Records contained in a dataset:
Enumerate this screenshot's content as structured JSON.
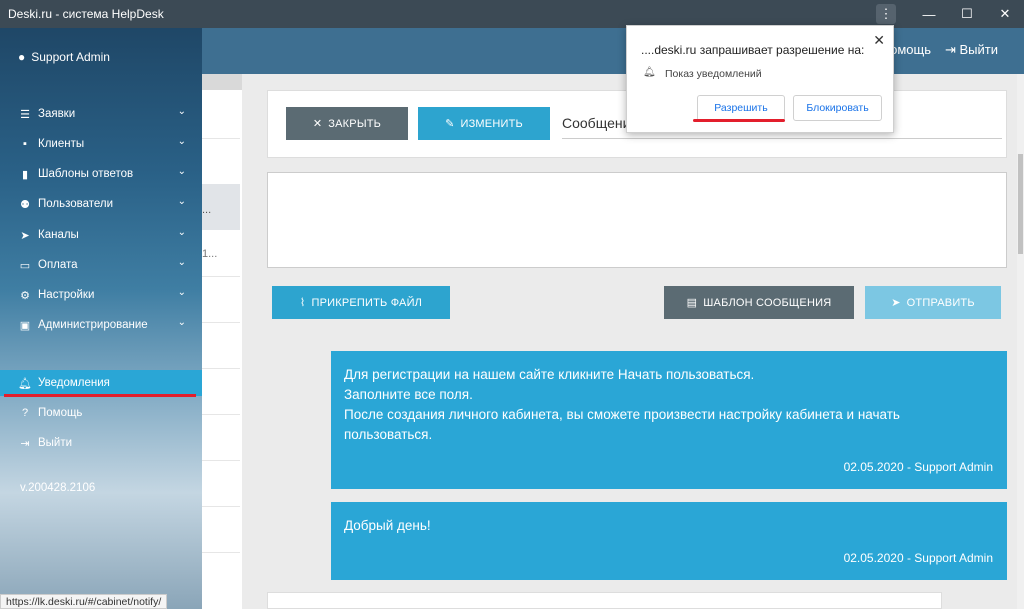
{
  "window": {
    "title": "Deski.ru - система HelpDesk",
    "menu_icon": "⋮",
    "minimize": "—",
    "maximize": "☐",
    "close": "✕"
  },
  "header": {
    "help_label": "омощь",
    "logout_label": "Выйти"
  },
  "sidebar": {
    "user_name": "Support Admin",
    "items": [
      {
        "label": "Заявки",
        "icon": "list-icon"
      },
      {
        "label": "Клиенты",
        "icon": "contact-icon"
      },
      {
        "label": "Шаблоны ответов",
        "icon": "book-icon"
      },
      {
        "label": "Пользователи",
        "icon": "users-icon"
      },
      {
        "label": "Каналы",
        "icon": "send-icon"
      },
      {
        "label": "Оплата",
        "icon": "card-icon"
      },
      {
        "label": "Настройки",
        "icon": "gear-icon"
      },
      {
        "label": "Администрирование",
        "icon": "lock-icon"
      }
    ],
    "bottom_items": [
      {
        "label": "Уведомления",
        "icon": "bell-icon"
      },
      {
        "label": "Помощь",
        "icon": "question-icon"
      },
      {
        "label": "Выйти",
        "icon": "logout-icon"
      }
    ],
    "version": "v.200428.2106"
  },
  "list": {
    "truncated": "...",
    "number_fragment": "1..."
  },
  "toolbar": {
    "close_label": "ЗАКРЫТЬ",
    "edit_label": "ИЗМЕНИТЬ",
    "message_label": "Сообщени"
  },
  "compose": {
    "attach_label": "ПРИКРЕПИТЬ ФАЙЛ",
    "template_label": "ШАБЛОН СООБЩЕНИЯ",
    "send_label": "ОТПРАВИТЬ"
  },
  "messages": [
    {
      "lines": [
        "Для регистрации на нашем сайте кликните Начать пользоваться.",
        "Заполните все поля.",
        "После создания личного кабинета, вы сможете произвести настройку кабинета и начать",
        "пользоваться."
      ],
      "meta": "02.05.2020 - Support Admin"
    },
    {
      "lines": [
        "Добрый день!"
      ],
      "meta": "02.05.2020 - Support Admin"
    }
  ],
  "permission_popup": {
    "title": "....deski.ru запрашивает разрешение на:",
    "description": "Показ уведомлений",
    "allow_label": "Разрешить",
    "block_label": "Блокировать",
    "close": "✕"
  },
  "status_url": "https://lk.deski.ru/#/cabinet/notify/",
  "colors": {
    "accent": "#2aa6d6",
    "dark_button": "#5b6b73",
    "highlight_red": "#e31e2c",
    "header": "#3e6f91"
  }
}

TASK GOAL: Exclude the pictures. Write out the remaining data exactly.

SOLUTION TO THIS TASK:
Enumerate this screenshot's content as structured JSON.
{
  "window": {
    "title": "Deski.ru - система HelpDesk",
    "menu_icon": "⋮",
    "minimize": "—",
    "maximize": "☐",
    "close": "✕"
  },
  "header": {
    "help_label": "омощь",
    "logout_label": "Выйти"
  },
  "sidebar": {
    "user_name": "Support Admin",
    "items": [
      {
        "label": "Заявки",
        "icon": "list-icon"
      },
      {
        "label": "Клиенты",
        "icon": "contact-icon"
      },
      {
        "label": "Шаблоны ответов",
        "icon": "book-icon"
      },
      {
        "label": "Пользователи",
        "icon": "users-icon"
      },
      {
        "label": "Каналы",
        "icon": "send-icon"
      },
      {
        "label": "Оплата",
        "icon": "card-icon"
      },
      {
        "label": "Настройки",
        "icon": "gear-icon"
      },
      {
        "label": "Администрирование",
        "icon": "lock-icon"
      }
    ],
    "bottom_items": [
      {
        "label": "Уведомления",
        "icon": "bell-icon"
      },
      {
        "label": "Помощь",
        "icon": "question-icon"
      },
      {
        "label": "Выйти",
        "icon": "logout-icon"
      }
    ],
    "version": "v.200428.2106"
  },
  "list": {
    "truncated": "...",
    "number_fragment": "1..."
  },
  "toolbar": {
    "close_label": "ЗАКРЫТЬ",
    "edit_label": "ИЗМЕНИТЬ",
    "message_label": "Сообщени"
  },
  "compose": {
    "attach_label": "ПРИКРЕПИТЬ ФАЙЛ",
    "template_label": "ШАБЛОН СООБЩЕНИЯ",
    "send_label": "ОТПРАВИТЬ"
  },
  "messages": [
    {
      "lines": [
        "Для регистрации на нашем сайте кликните Начать пользоваться.",
        "Заполните все поля.",
        "После создания личного кабинета, вы сможете произвести настройку кабинета и начать",
        "пользоваться."
      ],
      "meta": "02.05.2020 - Support Admin"
    },
    {
      "lines": [
        "Добрый день!"
      ],
      "meta": "02.05.2020 - Support Admin"
    }
  ],
  "permission_popup": {
    "title": "....deski.ru запрашивает разрешение на:",
    "description": "Показ уведомлений",
    "allow_label": "Разрешить",
    "block_label": "Блокировать",
    "close": "✕"
  },
  "status_url": "https://lk.deski.ru/#/cabinet/notify/",
  "colors": {
    "accent": "#2aa6d6",
    "dark_button": "#5b6b73",
    "highlight_red": "#e31e2c",
    "header": "#3e6f91"
  }
}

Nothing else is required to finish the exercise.